§ Supplied records:
----
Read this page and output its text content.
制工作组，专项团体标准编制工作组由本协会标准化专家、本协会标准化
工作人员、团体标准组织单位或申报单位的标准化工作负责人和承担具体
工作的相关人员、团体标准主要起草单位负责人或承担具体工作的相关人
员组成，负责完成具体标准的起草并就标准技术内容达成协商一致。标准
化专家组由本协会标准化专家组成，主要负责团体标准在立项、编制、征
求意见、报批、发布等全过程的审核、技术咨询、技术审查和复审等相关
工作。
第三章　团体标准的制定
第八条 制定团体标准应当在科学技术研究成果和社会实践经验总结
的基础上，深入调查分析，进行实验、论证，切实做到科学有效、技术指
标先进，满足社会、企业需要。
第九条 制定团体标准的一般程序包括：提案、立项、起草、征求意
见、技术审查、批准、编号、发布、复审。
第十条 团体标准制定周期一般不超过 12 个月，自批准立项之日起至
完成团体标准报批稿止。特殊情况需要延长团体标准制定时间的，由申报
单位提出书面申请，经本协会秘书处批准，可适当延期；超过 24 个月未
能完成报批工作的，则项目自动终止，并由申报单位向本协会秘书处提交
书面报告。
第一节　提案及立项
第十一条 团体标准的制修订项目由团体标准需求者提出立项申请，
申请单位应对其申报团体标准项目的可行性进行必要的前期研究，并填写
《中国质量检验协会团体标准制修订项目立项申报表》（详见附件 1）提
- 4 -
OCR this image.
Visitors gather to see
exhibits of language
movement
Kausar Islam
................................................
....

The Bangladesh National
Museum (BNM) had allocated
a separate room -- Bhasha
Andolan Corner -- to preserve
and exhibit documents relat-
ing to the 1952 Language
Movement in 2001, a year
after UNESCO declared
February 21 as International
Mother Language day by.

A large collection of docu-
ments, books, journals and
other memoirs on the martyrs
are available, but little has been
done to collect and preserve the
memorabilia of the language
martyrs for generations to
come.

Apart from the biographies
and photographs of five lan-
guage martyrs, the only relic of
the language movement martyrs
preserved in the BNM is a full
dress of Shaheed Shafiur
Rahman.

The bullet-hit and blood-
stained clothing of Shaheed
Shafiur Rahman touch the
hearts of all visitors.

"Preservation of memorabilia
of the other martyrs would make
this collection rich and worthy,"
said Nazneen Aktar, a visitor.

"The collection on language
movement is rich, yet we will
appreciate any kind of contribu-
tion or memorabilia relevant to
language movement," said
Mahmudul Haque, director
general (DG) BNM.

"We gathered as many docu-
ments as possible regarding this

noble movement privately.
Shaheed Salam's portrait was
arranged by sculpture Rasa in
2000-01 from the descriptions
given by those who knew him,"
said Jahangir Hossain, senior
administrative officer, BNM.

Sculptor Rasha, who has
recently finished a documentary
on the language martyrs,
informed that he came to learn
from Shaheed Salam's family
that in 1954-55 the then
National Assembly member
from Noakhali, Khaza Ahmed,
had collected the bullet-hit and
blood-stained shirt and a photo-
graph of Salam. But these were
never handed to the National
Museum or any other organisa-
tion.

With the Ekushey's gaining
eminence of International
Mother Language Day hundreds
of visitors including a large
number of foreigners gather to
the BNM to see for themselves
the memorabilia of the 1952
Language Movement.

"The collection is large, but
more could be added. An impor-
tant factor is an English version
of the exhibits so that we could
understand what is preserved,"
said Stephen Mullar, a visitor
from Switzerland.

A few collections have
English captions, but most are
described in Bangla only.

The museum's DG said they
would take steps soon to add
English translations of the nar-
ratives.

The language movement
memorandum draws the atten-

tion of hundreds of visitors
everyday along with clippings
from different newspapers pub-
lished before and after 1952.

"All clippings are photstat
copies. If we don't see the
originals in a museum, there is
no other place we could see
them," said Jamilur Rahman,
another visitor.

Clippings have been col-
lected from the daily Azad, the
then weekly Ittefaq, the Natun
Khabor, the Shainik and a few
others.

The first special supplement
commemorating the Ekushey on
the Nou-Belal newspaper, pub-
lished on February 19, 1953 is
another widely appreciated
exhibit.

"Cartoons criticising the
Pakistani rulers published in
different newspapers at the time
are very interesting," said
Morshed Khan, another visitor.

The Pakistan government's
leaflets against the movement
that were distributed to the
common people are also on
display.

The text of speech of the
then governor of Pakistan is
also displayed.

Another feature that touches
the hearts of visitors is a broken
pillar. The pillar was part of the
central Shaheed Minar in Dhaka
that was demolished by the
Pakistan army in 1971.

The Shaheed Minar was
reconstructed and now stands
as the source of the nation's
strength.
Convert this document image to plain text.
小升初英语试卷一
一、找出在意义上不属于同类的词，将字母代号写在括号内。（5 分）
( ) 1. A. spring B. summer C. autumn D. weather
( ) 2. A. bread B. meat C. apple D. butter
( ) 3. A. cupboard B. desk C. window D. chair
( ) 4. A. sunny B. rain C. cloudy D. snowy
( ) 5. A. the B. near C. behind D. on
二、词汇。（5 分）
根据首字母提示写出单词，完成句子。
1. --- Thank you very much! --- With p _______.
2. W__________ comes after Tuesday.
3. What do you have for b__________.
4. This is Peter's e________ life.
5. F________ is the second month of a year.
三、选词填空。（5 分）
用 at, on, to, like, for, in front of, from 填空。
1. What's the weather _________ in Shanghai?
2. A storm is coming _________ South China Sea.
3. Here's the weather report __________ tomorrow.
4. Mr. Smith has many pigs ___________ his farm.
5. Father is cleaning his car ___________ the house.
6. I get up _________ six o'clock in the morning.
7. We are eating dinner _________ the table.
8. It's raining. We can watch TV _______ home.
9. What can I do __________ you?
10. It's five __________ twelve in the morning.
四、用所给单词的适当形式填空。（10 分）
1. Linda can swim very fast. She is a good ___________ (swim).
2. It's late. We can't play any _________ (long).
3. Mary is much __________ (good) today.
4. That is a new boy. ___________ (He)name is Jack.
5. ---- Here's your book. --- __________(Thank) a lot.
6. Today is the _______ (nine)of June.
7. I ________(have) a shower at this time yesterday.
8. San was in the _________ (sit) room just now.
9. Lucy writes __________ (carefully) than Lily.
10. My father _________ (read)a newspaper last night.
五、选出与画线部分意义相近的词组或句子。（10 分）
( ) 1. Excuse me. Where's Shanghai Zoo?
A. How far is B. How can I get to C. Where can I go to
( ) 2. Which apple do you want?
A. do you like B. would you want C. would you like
----
Of the lines in the material, how many hold the word "also"? Reply with the number only.

2